Given problem:
Copy each line exactly. Drop every picture.

Extracted records:
......

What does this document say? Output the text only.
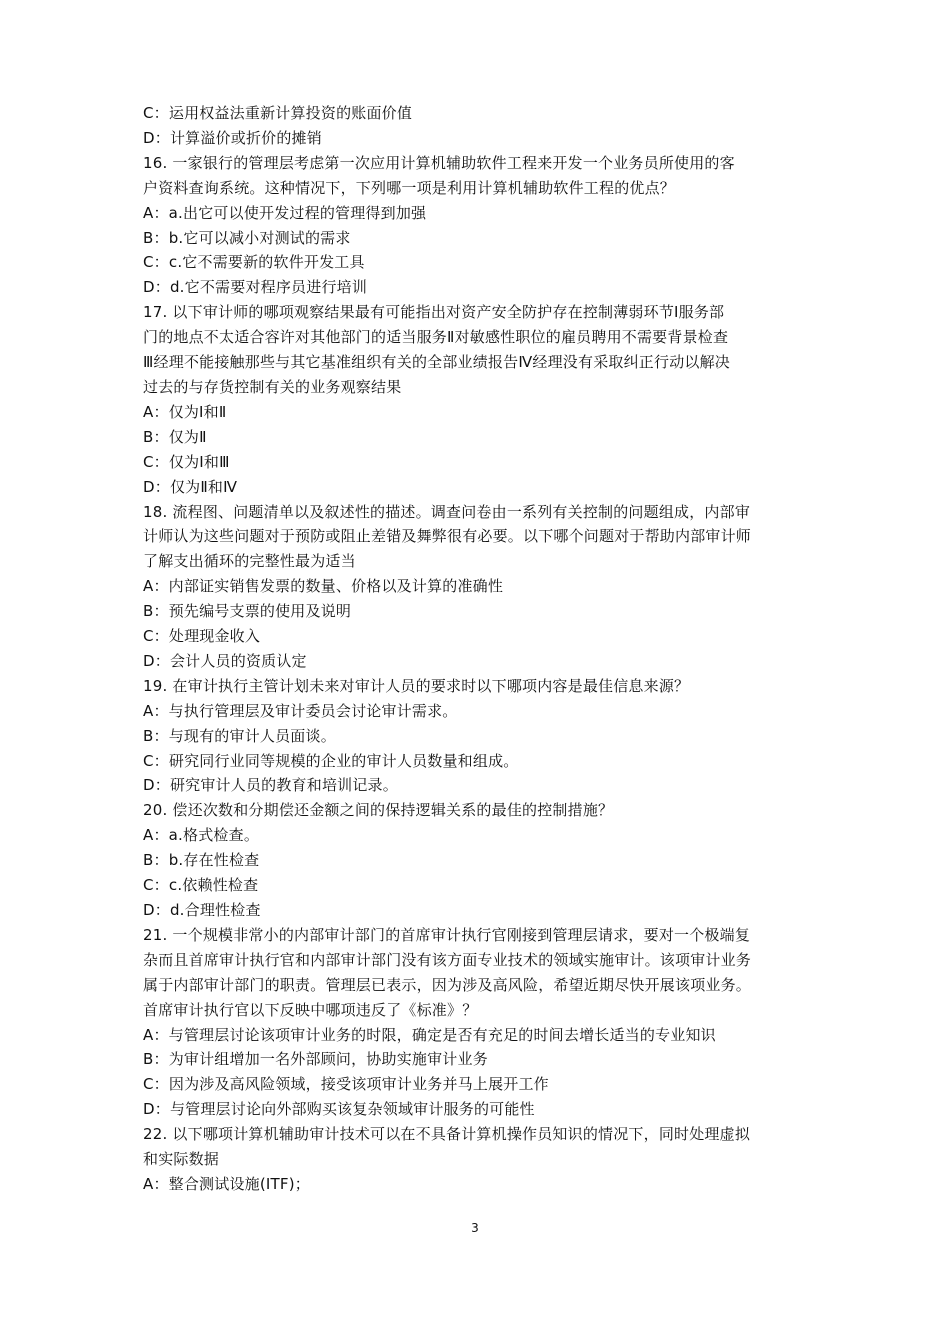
C：运用权益法重新计算投资的账面价值
D：计算溢价或折价的摊销
16. 一家银行的管理层考虑第一次应用计算机辅助软件工程来开发一个业务员所使用的客
户资料查询系统。这种情况下，下列哪一项是利用计算机辅助软件工程的优点？
A：a.出它可以使开发过程的管理得到加强
B：b.它可以减小对测试的需求
C：c.它不需要新的软件开发工具
D：d.它不需要对程序员进行培训
17. 以下审计师的哪项观察结果最有可能指出对资产安全防护存在控制薄弱环节Ⅰ服务部
门的地点不太适合容许对其他部门的适当服务Ⅱ对敏感性职位的雇员聘用不需要背景检查
Ⅲ经理不能接触那些与其它基准组织有关的全部业绩报告Ⅳ经理没有采取纠正行动以解决
过去的与存货控制有关的业务观察结果
A：仅为Ⅰ和Ⅱ
B：仅为Ⅱ
C：仅为Ⅰ和Ⅲ
D：仅为Ⅱ和Ⅳ
18. 流程图、问题清单以及叙述性的描述。调查问卷由一系列有关控制的问题组成，内部审
计师认为这些问题对于预防或阻止差错及舞弊很有必要。以下哪个问题对于帮助内部审计师
了解支出循环的完整性最为适当
A：内部证实销售发票的数量、价格以及计算的准确性
B：预先编号支票的使用及说明
C：处理现金收入
D：会计人员的资质认定
19. 在审计执行主管计划未来对审计人员的要求时以下哪项内容是最佳信息来源？
A：与执行管理层及审计委员会讨论审计需求。
B：与现有的审计人员面谈。
C：研究同行业同等规模的企业的审计人员数量和组成。
D：研究审计人员的教育和培训记录。
20. 偿还次数和分期偿还金额之间的保持逻辑关系的最佳的控制措施？
A：a.格式检查。
B：b.存在性检查
C：c.依赖性检查
D：d.合理性检查
21. 一个规模非常小的内部审计部门的首席审计执行官刚接到管理层请求，要对一个极端复
杂而且首席审计执行官和内部审计部门没有该方面专业技术的领域实施审计。该项审计业务
属于内部审计部门的职责。管理层已表示，因为涉及高风险，希望近期尽快开展该项业务。
首席审计执行官以下反映中哪项违反了《标准》？
A：与管理层讨论该项审计业务的时限，确定是否有充足的时间去增长适当的专业知识
B：为审计组增加一名外部顾问，协助实施审计业务
C：因为涉及高风险领域，接受该项审计业务并马上展开工作
D：与管理层讨论向外部购买该复杂领域审计服务的可能性
22. 以下哪项计算机辅助审计技术可以在不具备计算机操作员知识的情况下，同时处理虚拟
和实际数据
A：整合测试设施(ITF)；
3
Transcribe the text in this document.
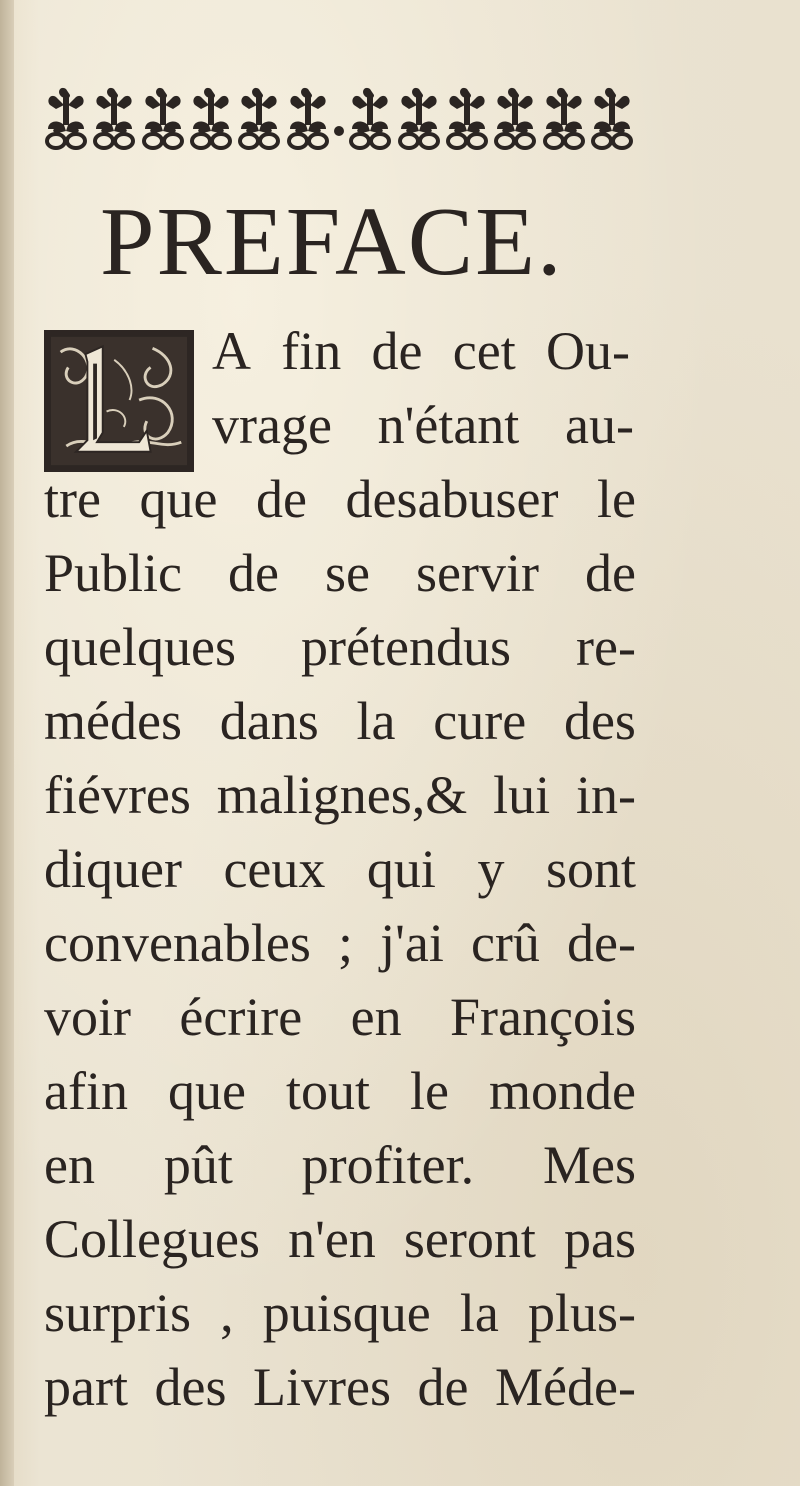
PREFACE.
A fin de cet Ou-
vrage n'étant au-
tre que de desabuser le
Public de se servir de
quelques prétendus re-
médes dans la cure des
fiévres malignes,& lui in-
diquer ceux qui y sont
convenables ; j'ai crû de-
voir écrire en François
afin que tout le monde
en pût profiter. Mes
Collegues n'en seront pas
surpris , puisque la plus-
part des Livres de Méde-
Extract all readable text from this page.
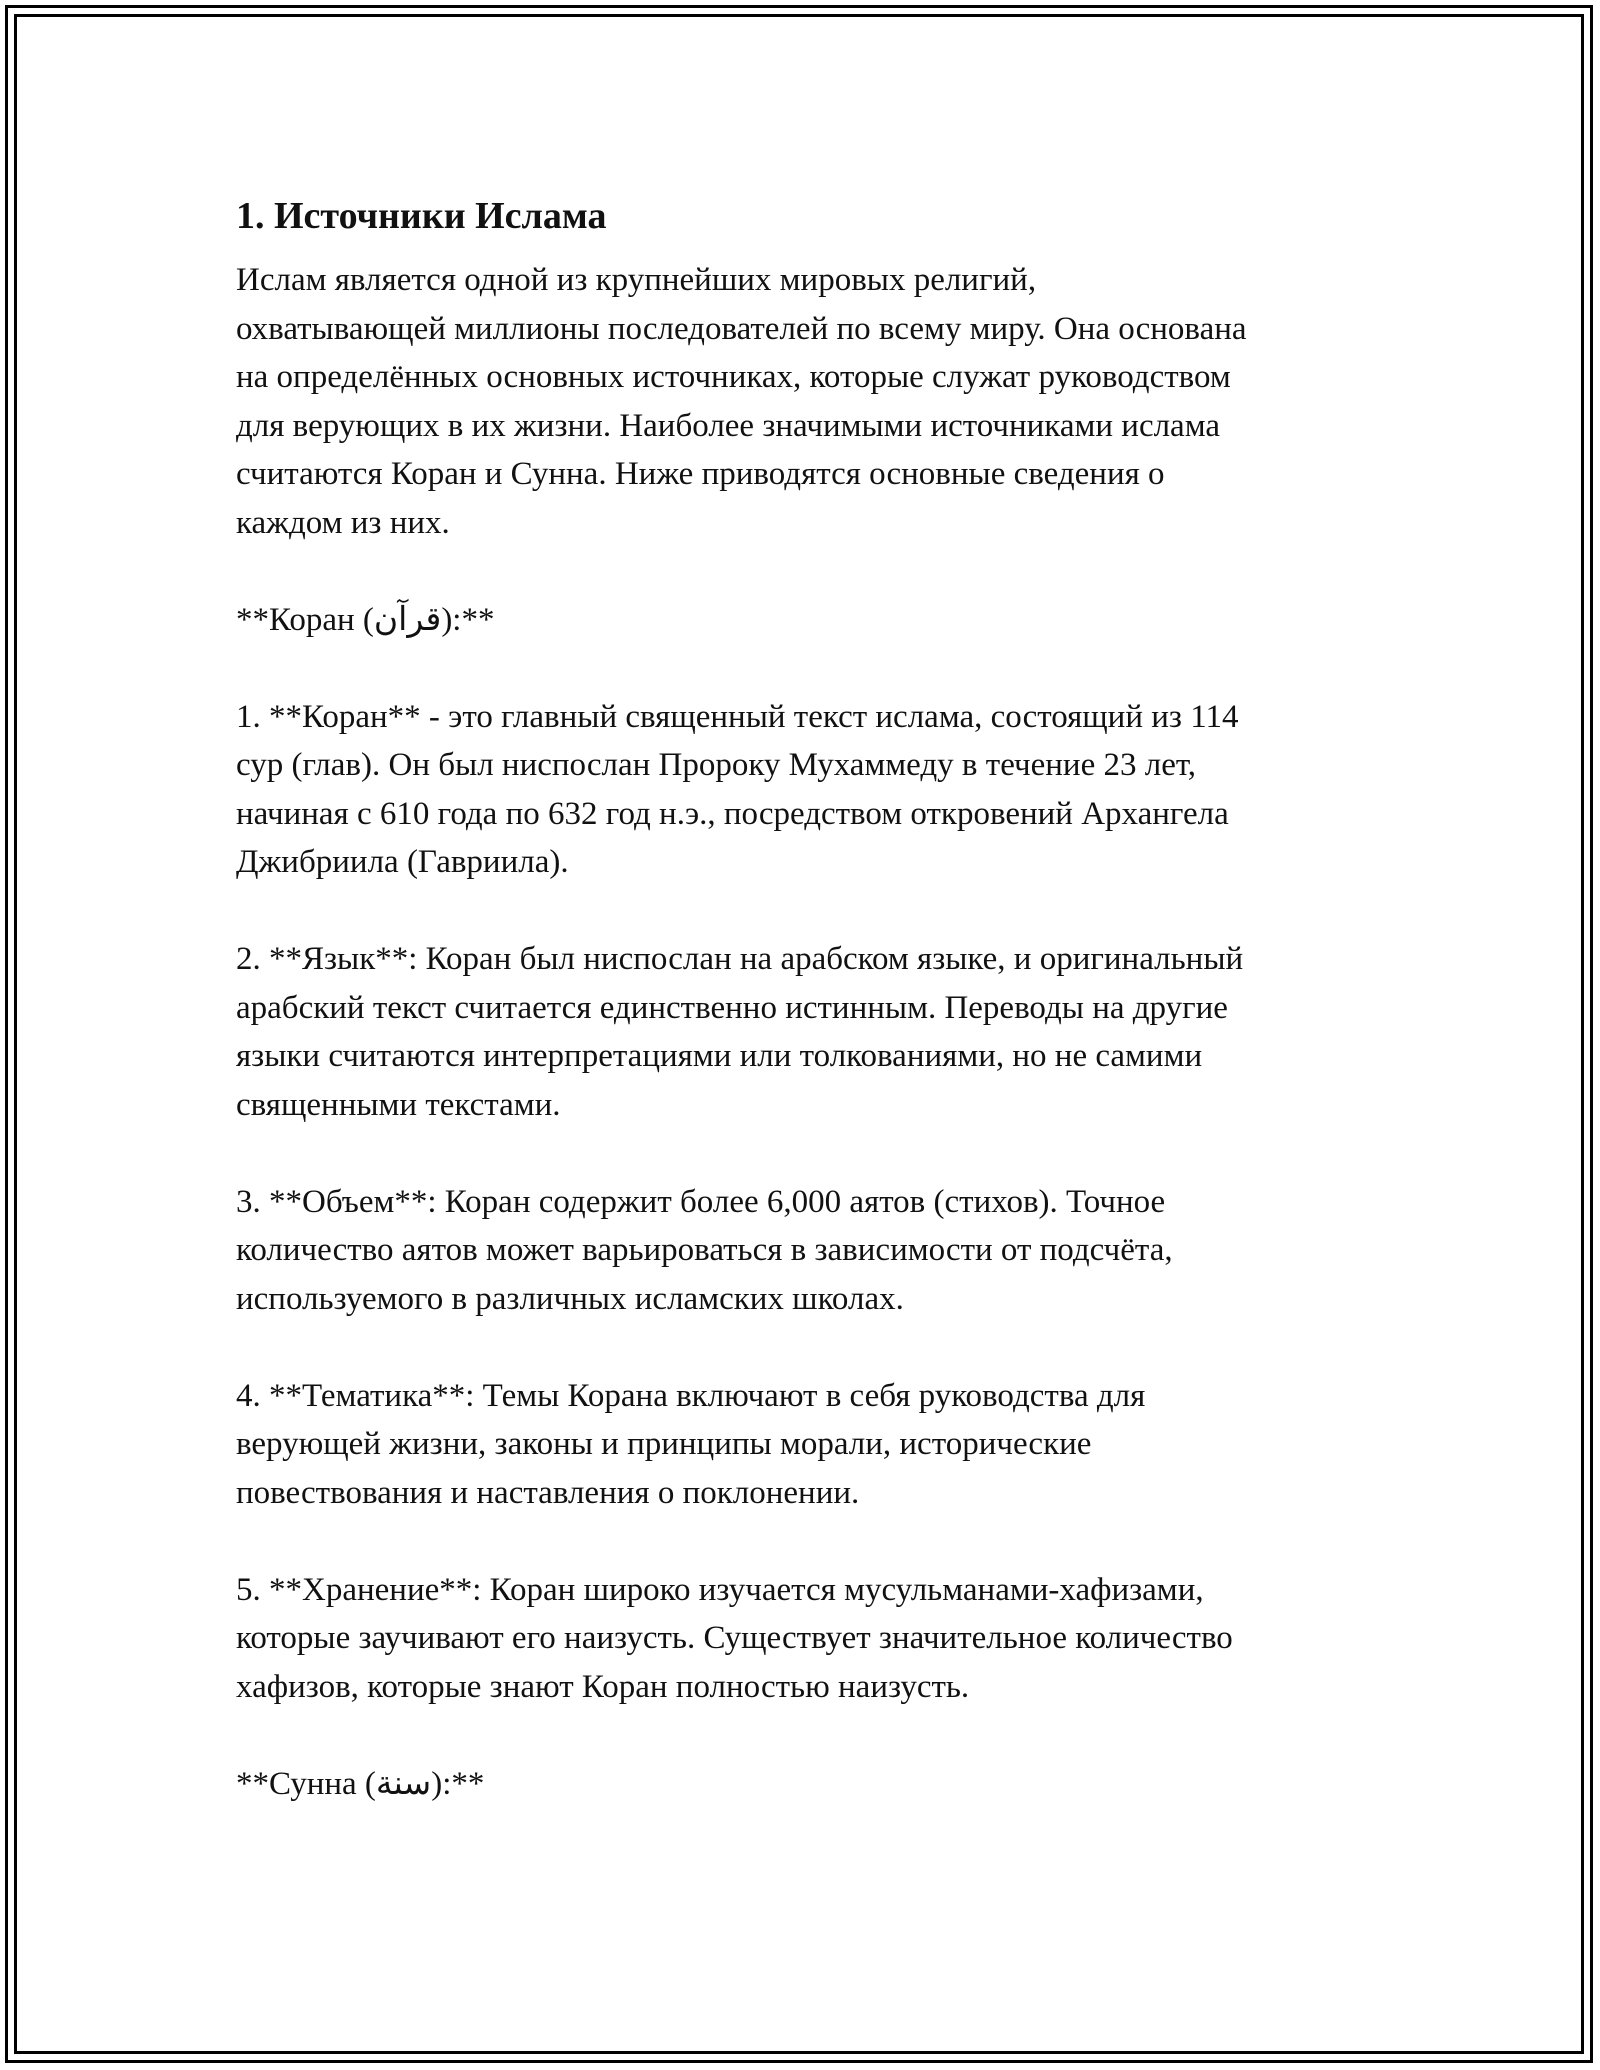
1. Источники Ислама

Ислам является одной из крупнейших мировых религий,
охватывающей миллионы последователей по всему миру. Она основана
на определённых основных источниках, которые служат руководством
для верующих в их жизни. Наиболее значимыми источниками ислама
считаются Коран и Сунна. Ниже приводятся основные сведения о
каждом из них.

**Коран (قرآن):**

1. **Коран** - это главный священный текст ислама, состоящий из 114
сур (глав). Он был ниспослан Пророку Мухаммеду в течение 23 лет,
начиная с 610 года по 632 год н.э., посредством откровений Архангела
Джибриила (Гавриила).

2. **Язык**: Коран был ниспослан на арабском языке, и оригинальный
арабский текст считается единственно истинным. Переводы на другие
языки считаются интерпретациями или толкованиями, но не самими
священными текстами.

3. **Объем**: Коран содержит более 6,000 аятов (стихов). Точное
количество аятов может варьироваться в зависимости от подсчёта,
используемого в различных исламских школах.

4. **Тематика**: Темы Корана включают в себя руководства для
верующей жизни, законы и принципы морали, исторические
повествования и наставления о поклонении.

5. **Хранение**: Коран широко изучается мусульманами-хафизами,
которые заучивают его наизусть. Существует значительное количество
хафизов, которые знают Коран полностью наизусть.

**Сунна (سنة):**
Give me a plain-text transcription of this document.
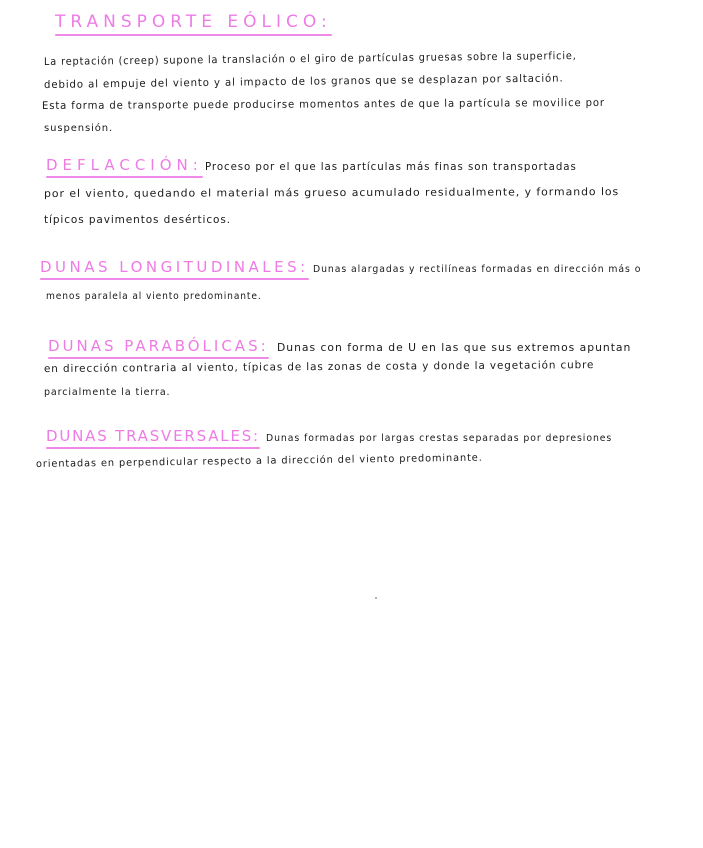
TRANSPORTE EÓLICO:
La reptación (creep) supone la translación o el giro de partículas gruesas sobre la superficie,
debido al empuje del viento y al impacto de los granos que se desplazan por saltación.
Esta forma de transporte puede producirse momentos antes de que la partícula se movilice por
suspensión.
DEFLACCIÓN: Proceso por el que las partículas más finas son transportadas
por el viento, quedando el material más grueso acumulado residualmente, y formando los
típicos pavimentos desérticos.
DUNAS LONGITUDINALES: Dunas alargadas y rectilíneas formadas en dirección más o
menos paralela al viento predominante.
DUNAS PARABÓLICAS: Dunas con forma de U en las que sus extremos apuntan
en dirección contraria al viento, típicas de las zonas de costa y donde la vegetación cubre
parcialmente la tierra.
DUNAS TRASVERSALES: Dunas formadas por largas crestas separadas por depresiones
orientadas en perpendicular respecto a la dirección del viento predominante.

......

Result of the task:
What does this document say? Output the text only.
C：运用权益法重新计算投资的账面价值
D：计算溢价或折价的摊销
16. 一家银行的管理层考虑第一次应用计算机辅助软件工程来开发一个业务员所使用的客
户资料查询系统。这种情况下，下列哪一项是利用计算机辅助软件工程的优点？
A：a.出它可以使开发过程的管理得到加强
B：b.它可以减小对测试的需求
C：c.它不需要新的软件开发工具
D：d.它不需要对程序员进行培训
17. 以下审计师的哪项观察结果最有可能指出对资产安全防护存在控制薄弱环节Ⅰ服务部
门的地点不太适合容许对其他部门的适当服务Ⅱ对敏感性职位的雇员聘用不需要背景检查
Ⅲ经理不能接触那些与其它基准组织有关的全部业绩报告Ⅳ经理没有采取纠正行动以解决
过去的与存货控制有关的业务观察结果
A：仅为Ⅰ和Ⅱ
B：仅为Ⅱ
C：仅为Ⅰ和Ⅲ
D：仅为Ⅱ和Ⅳ
18. 流程图、问题清单以及叙述性的描述。调查问卷由一系列有关控制的问题组成，内部审
计师认为这些问题对于预防或阻止差错及舞弊很有必要。以下哪个问题对于帮助内部审计师
了解支出循环的完整性最为适当
A：内部证实销售发票的数量、价格以及计算的准确性
B：预先编号支票的使用及说明
C：处理现金收入
D：会计人员的资质认定
19. 在审计执行主管计划未来对审计人员的要求时以下哪项内容是最佳信息来源？
A：与执行管理层及审计委员会讨论审计需求。
B：与现有的审计人员面谈。
C：研究同行业同等规模的企业的审计人员数量和组成。
D：研究审计人员的教育和培训记录。
20. 偿还次数和分期偿还金额之间的保持逻辑关系的最佳的控制措施？
A：a.格式检查。
B：b.存在性检查
C：c.依赖性检查
D：d.合理性检查
21. 一个规模非常小的内部审计部门的首席审计执行官刚接到管理层请求，要对一个极端复
杂而且首席审计执行官和内部审计部门没有该方面专业技术的领域实施审计。该项审计业务
属于内部审计部门的职责。管理层已表示，因为涉及高风险，希望近期尽快开展该项业务。
首席审计执行官以下反映中哪项违反了《标准》？
A：与管理层讨论该项审计业务的时限，确定是否有充足的时间去增长适当的专业知识
B：为审计组增加一名外部顾问，协助实施审计业务
C：因为涉及高风险领域，接受该项审计业务并马上展开工作
D：与管理层讨论向外部购买该复杂领域审计服务的可能性
22. 以下哪项计算机辅助审计技术可以在不具备计算机操作员知识的情况下，同时处理虚拟
和实际数据
A：整合测试设施(ITF)；
3
Transcribe the text in this document.
PREFACE.
A fin de cet Ou-
vrage n'étant au-
tre que de desabuser le
Public de se servir de
quelques prétendus re-
médes dans la cure des
fiévres malignes,& lui in-
diquer ceux qui y sont
convenables ; j'ai crû de-
voir écrire en François
afin que tout le monde
en pût profiter. Mes
Collegues n'en seront pas
surpris , puisque la plus-
part des Livres de Méde-
Extract all readable text from this page.
1. Источники Ислама

Ислам является одной из крупнейших мировых религий,
охватывающей миллионы последователей по всему миру. Она основана
на определённых основных источниках, которые служат руководством
для верующих в их жизни. Наиболее значимыми источниками ислама
считаются Коран и Сунна. Ниже приводятся основные сведения о
каждом из них.

**Коран (قرآن):**

1. **Коран** - это главный священный текст ислама, состоящий из 114
сур (глав). Он был ниспослан Пророку Мухаммеду в течение 23 лет,
начиная с 610 года по 632 год н.э., посредством откровений Архангела
Джибриила (Гавриила).

2. **Язык**: Коран был ниспослан на арабском языке, и оригинальный
арабский текст считается единственно истинным. Переводы на другие
языки считаются интерпретациями или толкованиями, но не самими
священными текстами.

3. **Объем**: Коран содержит более 6,000 аятов (стихов). Точное
количество аятов может варьироваться в зависимости от подсчёта,
используемого в различных исламских школах.

4. **Тематика**: Темы Корана включают в себя руководства для
верующей жизни, законы и принципы морали, исторические
повествования и наставления о поклонении.

5. **Хранение**: Коран широко изучается мусульманами-хафизами,
которые заучивают его наизусть. Существует значительное количество
хафизов, которые знают Коран полностью наизусть.

**Сунна (سنة):**
Give me a plain-text transcription of this document.
TRANSPORTE EÓLICO:
La reptación (creep) supone la translación o el giro de partículas gruesas sobre la superficie,
debido al empuje del viento y al impacto de los granos que se desplazan por saltación.
Esta forma de transporte puede producirse momentos antes de que la partícula se movilice por
suspensión.
DEFLACCIÓN: Proceso por el que las partículas más finas son transportadas
por el viento, quedando el material más grueso acumulado residualmente, y formando los
típicos pavimentos desérticos.
DUNAS LONGITUDINALES: Dunas alargadas y rectilíneas formadas en dirección más o
menos paralela al viento predominante.
DUNAS PARABÓLICAS: Dunas con forma de U en las que sus extremos apuntan
en dirección contraria al viento, típicas de las zonas de costa y donde la vegetación cubre
parcialmente la tierra.
DUNAS TRASVERSALES: Dunas formadas por largas crestas separadas por depresiones
orientadas en perpendicular respecto a la dirección del viento predominante.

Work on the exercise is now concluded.